What you need to do
Give the number of lines in the records below that include "color", and nothing more.
★ ★ ★ ★ ★
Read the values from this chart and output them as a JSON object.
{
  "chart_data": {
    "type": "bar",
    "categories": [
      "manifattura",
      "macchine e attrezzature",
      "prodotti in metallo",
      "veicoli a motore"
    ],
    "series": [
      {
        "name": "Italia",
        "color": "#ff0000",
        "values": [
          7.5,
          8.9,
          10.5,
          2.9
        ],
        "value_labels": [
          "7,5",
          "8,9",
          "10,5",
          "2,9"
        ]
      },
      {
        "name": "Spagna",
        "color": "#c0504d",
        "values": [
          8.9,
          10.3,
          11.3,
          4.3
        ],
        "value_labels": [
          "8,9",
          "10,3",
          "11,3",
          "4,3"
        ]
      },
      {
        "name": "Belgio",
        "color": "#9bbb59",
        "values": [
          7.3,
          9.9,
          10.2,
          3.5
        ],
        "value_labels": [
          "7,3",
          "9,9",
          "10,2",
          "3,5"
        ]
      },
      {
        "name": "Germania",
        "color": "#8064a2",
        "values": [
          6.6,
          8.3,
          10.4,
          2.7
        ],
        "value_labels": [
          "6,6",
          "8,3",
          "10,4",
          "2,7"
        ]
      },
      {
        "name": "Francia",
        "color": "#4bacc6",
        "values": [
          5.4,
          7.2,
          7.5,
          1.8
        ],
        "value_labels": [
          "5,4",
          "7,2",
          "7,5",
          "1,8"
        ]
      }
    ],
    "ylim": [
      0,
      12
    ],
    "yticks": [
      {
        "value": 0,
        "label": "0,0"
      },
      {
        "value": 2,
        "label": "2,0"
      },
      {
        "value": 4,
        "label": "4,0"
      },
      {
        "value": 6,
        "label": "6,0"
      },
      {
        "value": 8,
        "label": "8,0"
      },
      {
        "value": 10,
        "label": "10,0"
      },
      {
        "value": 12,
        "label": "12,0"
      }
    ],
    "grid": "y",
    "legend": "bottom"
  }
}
★ ★ ★ ★ ★
Worked answer
5